(Stored data)
⁂

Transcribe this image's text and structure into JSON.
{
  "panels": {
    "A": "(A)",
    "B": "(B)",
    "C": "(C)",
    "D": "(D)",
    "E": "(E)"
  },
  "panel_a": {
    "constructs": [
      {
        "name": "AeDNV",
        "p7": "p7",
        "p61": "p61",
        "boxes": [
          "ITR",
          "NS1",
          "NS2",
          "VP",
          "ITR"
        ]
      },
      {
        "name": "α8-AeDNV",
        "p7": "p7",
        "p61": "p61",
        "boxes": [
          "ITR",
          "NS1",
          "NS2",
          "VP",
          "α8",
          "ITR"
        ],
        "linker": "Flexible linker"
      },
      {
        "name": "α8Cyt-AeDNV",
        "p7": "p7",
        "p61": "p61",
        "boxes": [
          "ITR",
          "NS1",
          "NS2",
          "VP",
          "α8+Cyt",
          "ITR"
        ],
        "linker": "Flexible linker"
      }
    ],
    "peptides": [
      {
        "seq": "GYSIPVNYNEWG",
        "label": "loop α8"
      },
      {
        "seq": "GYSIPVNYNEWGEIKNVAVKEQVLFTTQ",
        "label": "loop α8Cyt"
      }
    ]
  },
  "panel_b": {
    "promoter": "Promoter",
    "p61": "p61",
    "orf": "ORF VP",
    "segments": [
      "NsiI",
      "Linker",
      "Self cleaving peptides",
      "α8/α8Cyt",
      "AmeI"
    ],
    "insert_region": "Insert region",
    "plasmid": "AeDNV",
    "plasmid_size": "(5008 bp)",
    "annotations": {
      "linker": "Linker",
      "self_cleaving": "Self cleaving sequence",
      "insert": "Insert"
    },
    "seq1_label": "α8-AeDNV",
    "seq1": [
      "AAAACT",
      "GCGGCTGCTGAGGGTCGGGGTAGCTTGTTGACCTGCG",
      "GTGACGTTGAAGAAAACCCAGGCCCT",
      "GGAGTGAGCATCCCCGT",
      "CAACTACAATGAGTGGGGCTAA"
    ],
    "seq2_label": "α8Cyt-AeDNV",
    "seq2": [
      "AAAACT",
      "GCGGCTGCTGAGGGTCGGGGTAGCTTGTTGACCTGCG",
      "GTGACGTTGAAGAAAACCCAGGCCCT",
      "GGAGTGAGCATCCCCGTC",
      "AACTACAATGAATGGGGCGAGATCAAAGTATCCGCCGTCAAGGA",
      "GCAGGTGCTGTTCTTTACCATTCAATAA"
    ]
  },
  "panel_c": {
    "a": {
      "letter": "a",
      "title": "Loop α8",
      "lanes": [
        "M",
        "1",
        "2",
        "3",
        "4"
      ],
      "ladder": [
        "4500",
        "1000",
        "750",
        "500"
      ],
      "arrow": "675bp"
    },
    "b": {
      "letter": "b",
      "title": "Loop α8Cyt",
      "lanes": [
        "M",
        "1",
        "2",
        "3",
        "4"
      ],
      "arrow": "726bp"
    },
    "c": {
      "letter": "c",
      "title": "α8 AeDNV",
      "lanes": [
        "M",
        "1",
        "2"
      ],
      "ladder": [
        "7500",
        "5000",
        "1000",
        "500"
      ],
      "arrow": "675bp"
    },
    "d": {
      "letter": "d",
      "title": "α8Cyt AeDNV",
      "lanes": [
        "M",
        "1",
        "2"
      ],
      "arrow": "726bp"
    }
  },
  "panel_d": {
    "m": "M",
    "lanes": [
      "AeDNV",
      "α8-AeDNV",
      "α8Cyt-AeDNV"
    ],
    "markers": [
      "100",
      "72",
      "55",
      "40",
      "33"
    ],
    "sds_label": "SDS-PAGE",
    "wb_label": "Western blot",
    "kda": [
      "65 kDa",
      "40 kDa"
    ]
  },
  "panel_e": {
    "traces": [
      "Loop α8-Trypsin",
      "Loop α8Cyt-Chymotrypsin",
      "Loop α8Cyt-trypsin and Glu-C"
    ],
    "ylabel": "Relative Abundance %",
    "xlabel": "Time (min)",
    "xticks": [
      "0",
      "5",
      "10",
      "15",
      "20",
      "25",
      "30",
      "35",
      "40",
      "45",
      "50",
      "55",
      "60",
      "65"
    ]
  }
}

⁂

• [WHAT THE TASK REQUIRES]:
Make an exact copy of the data above.

• [RESULT FOR THIS EXERCISE]:
Transcribe this image's text and structure into JSON.
{
  "panels": {
    "A": "(A)",
    "B": "(B)",
    "C": "(C)",
    "D": "(D)",
    "E": "(E)"
  },
  "panel_a": {
    "constructs": [
      {
        "name": "AeDNV",
        "p7": "p7",
        "p61": "p61",
        "boxes": [
          "ITR",
          "NS1",
          "NS2",
          "VP",
          "ITR"
        ]
      },
      {
        "name": "α8-AeDNV",
        "p7": "p7",
        "p61": "p61",
        "boxes": [
          "ITR",
          "NS1",
          "NS2",
          "VP",
          "α8",
          "ITR"
        ],
        "linker": "Flexible linker"
      },
      {
        "name": "α8Cyt-AeDNV",
        "p7": "p7",
        "p61": "p61",
        "boxes": [
          "ITR",
          "NS1",
          "NS2",
          "VP",
          "α8+Cyt",
          "ITR"
        ],
        "linker": "Flexible linker"
      }
    ],
    "peptides": [
      {
        "seq": "GYSIPVNYNEWG",
        "label": "loop α8"
      },
      {
        "seq": "GYSIPVNYNEWGEIKNVAVKEQVLFTTQ",
        "label": "loop α8Cyt"
      }
    ]
  },
  "panel_b": {
    "promoter": "Promoter",
    "p61": "p61",
    "orf": "ORF VP",
    "segments": [
      "NsiI",
      "Linker",
      "Self cleaving peptides",
      "α8/α8Cyt",
      "AmeI"
    ],
    "insert_region": "Insert region",
    "plasmid": "AeDNV",
    "plasmid_size": "(5008 bp)",
    "annotations": {
      "linker": "Linker",
      "self_cleaving": "Self cleaving sequence",
      "insert": "Insert"
    },
    "seq1_label": "α8-AeDNV",
    "seq1": [
      "AAAACT",
      "GCGGCTGCTGAGGGTCGGGGTAGCTTGTTGACCTGCG",
      "GTGACGTTGAAGAAAACCCAGGCCCT",
      "GGAGTGAGCATCCCCGT",
      "CAACTACAATGAGTGGGGCTAA"
    ],
    "seq2_label": "α8Cyt-AeDNV",
    "seq2": [
      "AAAACT",
      "GCGGCTGCTGAGGGTCGGGGTAGCTTGTTGACCTGCG",
      "GTGACGTTGAAGAAAACCCAGGCCCT",
      "GGAGTGAGCATCCCCGTC",
      "AACTACAATGAATGGGGCGAGATCAAAGTATCCGCCGTCAAGGA",
      "GCAGGTGCTGTTCTTTACCATTCAATAA"
    ]
  },
  "panel_c": {
    "a": {
      "letter": "a",
      "title": "Loop α8",
      "lanes": [
        "M",
        "1",
        "2",
        "3",
        "4"
      ],
      "ladder": [
        "4500",
        "1000",
        "750",
        "500"
      ],
      "arrow": "675bp"
    },
    "b": {
      "letter": "b",
      "title": "Loop α8Cyt",
      "lanes": [
        "M",
        "1",
        "2",
        "3",
        "4"
      ],
      "arrow": "726bp"
    },
    "c": {
      "letter": "c",
      "title": "α8 AeDNV",
      "lanes": [
        "M",
        "1",
        "2"
      ],
      "ladder": [
        "7500",
        "5000",
        "1000",
        "500"
      ],
      "arrow": "675bp"
    },
    "d": {
      "letter": "d",
      "title": "α8Cyt AeDNV",
      "lanes": [
        "M",
        "1",
        "2"
      ],
      "arrow": "726bp"
    }
  },
  "panel_d": {
    "m": "M",
    "lanes": [
      "AeDNV",
      "α8-AeDNV",
      "α8Cyt-AeDNV"
    ],
    "markers": [
      "100",
      "72",
      "55",
      "40",
      "33"
    ],
    "sds_label": "SDS-PAGE",
    "wb_label": "Western blot",
    "kda": [
      "65 kDa",
      "40 kDa"
    ]
  },
  "panel_e": {
    "traces": [
      "Loop α8-Trypsin",
      "Loop α8Cyt-Chymotrypsin",
      "Loop α8Cyt-trypsin and Glu-C"
    ],
    "ylabel": "Relative Abundance %",
    "xlabel": "Time (min)",
    "xticks": [
      "0",
      "5",
      "10",
      "15",
      "20",
      "25",
      "30",
      "35",
      "40",
      "45",
      "50",
      "55",
      "60",
      "65"
    ]
  }
}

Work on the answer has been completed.